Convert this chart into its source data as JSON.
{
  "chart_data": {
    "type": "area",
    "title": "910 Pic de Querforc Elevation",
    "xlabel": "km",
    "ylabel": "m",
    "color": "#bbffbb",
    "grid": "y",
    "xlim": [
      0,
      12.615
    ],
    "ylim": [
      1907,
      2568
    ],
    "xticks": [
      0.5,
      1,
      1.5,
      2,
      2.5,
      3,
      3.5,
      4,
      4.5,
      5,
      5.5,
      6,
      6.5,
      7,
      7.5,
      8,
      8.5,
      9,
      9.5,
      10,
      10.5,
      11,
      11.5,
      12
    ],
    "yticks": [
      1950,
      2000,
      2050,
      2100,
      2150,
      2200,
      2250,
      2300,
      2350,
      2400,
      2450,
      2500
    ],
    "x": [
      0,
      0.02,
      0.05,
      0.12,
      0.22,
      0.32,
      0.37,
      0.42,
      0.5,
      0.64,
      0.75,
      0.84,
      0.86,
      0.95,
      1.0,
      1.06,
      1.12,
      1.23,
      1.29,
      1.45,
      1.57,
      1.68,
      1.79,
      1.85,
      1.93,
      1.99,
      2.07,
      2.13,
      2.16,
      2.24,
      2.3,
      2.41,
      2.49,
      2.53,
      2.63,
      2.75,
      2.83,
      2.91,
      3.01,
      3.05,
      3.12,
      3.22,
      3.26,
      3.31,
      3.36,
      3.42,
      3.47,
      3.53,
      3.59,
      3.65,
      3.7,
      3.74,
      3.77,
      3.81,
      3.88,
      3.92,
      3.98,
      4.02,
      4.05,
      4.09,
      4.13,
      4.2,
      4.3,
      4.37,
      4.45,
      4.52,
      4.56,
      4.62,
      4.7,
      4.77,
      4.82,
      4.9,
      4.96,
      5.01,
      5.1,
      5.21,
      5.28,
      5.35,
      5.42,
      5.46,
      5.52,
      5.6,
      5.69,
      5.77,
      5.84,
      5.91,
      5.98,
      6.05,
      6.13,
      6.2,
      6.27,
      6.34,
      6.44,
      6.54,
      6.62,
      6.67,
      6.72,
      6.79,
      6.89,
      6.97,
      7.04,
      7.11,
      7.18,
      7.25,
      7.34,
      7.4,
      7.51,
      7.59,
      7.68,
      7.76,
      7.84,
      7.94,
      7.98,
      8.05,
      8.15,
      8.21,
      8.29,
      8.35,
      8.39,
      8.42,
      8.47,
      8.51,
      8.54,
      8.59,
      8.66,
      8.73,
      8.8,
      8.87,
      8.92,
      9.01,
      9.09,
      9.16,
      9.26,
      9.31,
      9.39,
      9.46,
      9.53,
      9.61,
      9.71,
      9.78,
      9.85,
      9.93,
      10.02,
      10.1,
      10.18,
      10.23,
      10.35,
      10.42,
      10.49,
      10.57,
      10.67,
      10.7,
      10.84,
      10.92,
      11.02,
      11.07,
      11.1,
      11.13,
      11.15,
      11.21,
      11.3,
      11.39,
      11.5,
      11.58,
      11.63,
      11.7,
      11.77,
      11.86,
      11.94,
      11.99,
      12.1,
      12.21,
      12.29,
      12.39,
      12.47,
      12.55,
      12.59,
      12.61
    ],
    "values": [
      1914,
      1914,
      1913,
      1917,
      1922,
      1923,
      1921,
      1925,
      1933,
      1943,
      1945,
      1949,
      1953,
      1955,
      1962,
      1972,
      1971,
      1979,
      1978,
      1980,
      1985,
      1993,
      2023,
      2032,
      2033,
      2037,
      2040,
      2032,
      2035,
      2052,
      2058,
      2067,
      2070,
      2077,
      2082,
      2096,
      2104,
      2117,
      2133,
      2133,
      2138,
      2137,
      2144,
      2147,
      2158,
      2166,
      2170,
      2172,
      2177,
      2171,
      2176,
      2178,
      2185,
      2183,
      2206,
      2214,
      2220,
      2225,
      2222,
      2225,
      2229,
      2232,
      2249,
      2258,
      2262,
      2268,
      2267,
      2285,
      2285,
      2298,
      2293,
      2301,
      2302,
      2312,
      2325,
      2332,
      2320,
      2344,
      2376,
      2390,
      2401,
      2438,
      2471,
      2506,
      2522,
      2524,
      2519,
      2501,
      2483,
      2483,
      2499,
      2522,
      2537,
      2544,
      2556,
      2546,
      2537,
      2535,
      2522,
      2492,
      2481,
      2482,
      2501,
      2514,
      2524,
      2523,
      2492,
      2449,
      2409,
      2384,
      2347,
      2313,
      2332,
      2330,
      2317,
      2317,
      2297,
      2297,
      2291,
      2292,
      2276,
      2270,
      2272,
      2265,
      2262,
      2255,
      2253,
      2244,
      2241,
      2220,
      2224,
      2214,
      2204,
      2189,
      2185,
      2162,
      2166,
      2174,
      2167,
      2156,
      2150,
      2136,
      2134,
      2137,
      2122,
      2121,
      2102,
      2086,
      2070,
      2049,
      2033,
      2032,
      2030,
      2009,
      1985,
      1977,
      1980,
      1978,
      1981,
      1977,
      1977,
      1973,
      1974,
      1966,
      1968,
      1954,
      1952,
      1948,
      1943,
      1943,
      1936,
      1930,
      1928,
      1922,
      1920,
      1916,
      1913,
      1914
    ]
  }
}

◇ ◇ ◇ ◇ ◇

• _Work to do_: Reproduce each record shown above without altering a single word.

• _Response to the task_:
Convert this chart into its source data as JSON.
{
  "chart_data": {
    "type": "area",
    "title": "910 Pic de Querforc Elevation",
    "xlabel": "km",
    "ylabel": "m",
    "color": "#bbffbb",
    "grid": "y",
    "xlim": [
      0,
      12.615
    ],
    "ylim": [
      1907,
      2568
    ],
    "xticks": [
      0.5,
      1,
      1.5,
      2,
      2.5,
      3,
      3.5,
      4,
      4.5,
      5,
      5.5,
      6,
      6.5,
      7,
      7.5,
      8,
      8.5,
      9,
      9.5,
      10,
      10.5,
      11,
      11.5,
      12
    ],
    "yticks": [
      1950,
      2000,
      2050,
      2100,
      2150,
      2200,
      2250,
      2300,
      2350,
      2400,
      2450,
      2500
    ],
    "x": [
      0,
      0.02,
      0.05,
      0.12,
      0.22,
      0.32,
      0.37,
      0.42,
      0.5,
      0.64,
      0.75,
      0.84,
      0.86,
      0.95,
      1.0,
      1.06,
      1.12,
      1.23,
      1.29,
      1.45,
      1.57,
      1.68,
      1.79,
      1.85,
      1.93,
      1.99,
      2.07,
      2.13,
      2.16,
      2.24,
      2.3,
      2.41,
      2.49,
      2.53,
      2.63,
      2.75,
      2.83,
      2.91,
      3.01,
      3.05,
      3.12,
      3.22,
      3.26,
      3.31,
      3.36,
      3.42,
      3.47,
      3.53,
      3.59,
      3.65,
      3.7,
      3.74,
      3.77,
      3.81,
      3.88,
      3.92,
      3.98,
      4.02,
      4.05,
      4.09,
      4.13,
      4.2,
      4.3,
      4.37,
      4.45,
      4.52,
      4.56,
      4.62,
      4.7,
      4.77,
      4.82,
      4.9,
      4.96,
      5.01,
      5.1,
      5.21,
      5.28,
      5.35,
      5.42,
      5.46,
      5.52,
      5.6,
      5.69,
      5.77,
      5.84,
      5.91,
      5.98,
      6.05,
      6.13,
      6.2,
      6.27,
      6.34,
      6.44,
      6.54,
      6.62,
      6.67,
      6.72,
      6.79,
      6.89,
      6.97,
      7.04,
      7.11,
      7.18,
      7.25,
      7.34,
      7.4,
      7.51,
      7.59,
      7.68,
      7.76,
      7.84,
      7.94,
      7.98,
      8.05,
      8.15,
      8.21,
      8.29,
      8.35,
      8.39,
      8.42,
      8.47,
      8.51,
      8.54,
      8.59,
      8.66,
      8.73,
      8.8,
      8.87,
      8.92,
      9.01,
      9.09,
      9.16,
      9.26,
      9.31,
      9.39,
      9.46,
      9.53,
      9.61,
      9.71,
      9.78,
      9.85,
      9.93,
      10.02,
      10.1,
      10.18,
      10.23,
      10.35,
      10.42,
      10.49,
      10.57,
      10.67,
      10.7,
      10.84,
      10.92,
      11.02,
      11.07,
      11.1,
      11.13,
      11.15,
      11.21,
      11.3,
      11.39,
      11.5,
      11.58,
      11.63,
      11.7,
      11.77,
      11.86,
      11.94,
      11.99,
      12.1,
      12.21,
      12.29,
      12.39,
      12.47,
      12.55,
      12.59,
      12.61
    ],
    "values": [
      1914,
      1914,
      1913,
      1917,
      1922,
      1923,
      1921,
      1925,
      1933,
      1943,
      1945,
      1949,
      1953,
      1955,
      1962,
      1972,
      1971,
      1979,
      1978,
      1980,
      1985,
      1993,
      2023,
      2032,
      2033,
      2037,
      2040,
      2032,
      2035,
      2052,
      2058,
      2067,
      2070,
      2077,
      2082,
      2096,
      2104,
      2117,
      2133,
      2133,
      2138,
      2137,
      2144,
      2147,
      2158,
      2166,
      2170,
      2172,
      2177,
      2171,
      2176,
      2178,
      2185,
      2183,
      2206,
      2214,
      2220,
      2225,
      2222,
      2225,
      2229,
      2232,
      2249,
      2258,
      2262,
      2268,
      2267,
      2285,
      2285,
      2298,
      2293,
      2301,
      2302,
      2312,
      2325,
      2332,
      2320,
      2344,
      2376,
      2390,
      2401,
      2438,
      2471,
      2506,
      2522,
      2524,
      2519,
      2501,
      2483,
      2483,
      2499,
      2522,
      2537,
      2544,
      2556,
      2546,
      2537,
      2535,
      2522,
      2492,
      2481,
      2482,
      2501,
      2514,
      2524,
      2523,
      2492,
      2449,
      2409,
      2384,
      2347,
      2313,
      2332,
      2330,
      2317,
      2317,
      2297,
      2297,
      2291,
      2292,
      2276,
      2270,
      2272,
      2265,
      2262,
      2255,
      2253,
      2244,
      2241,
      2220,
      2224,
      2214,
      2204,
      2189,
      2185,
      2162,
      2166,
      2174,
      2167,
      2156,
      2150,
      2136,
      2134,
      2137,
      2122,
      2121,
      2102,
      2086,
      2070,
      2049,
      2033,
      2032,
      2030,
      2009,
      1985,
      1977,
      1980,
      1978,
      1981,
      1977,
      1977,
      1973,
      1974,
      1966,
      1968,
      1954,
      1952,
      1948,
      1943,
      1943,
      1936,
      1930,
      1928,
      1922,
      1920,
      1916,
      1913,
      1914
    ]
  }
}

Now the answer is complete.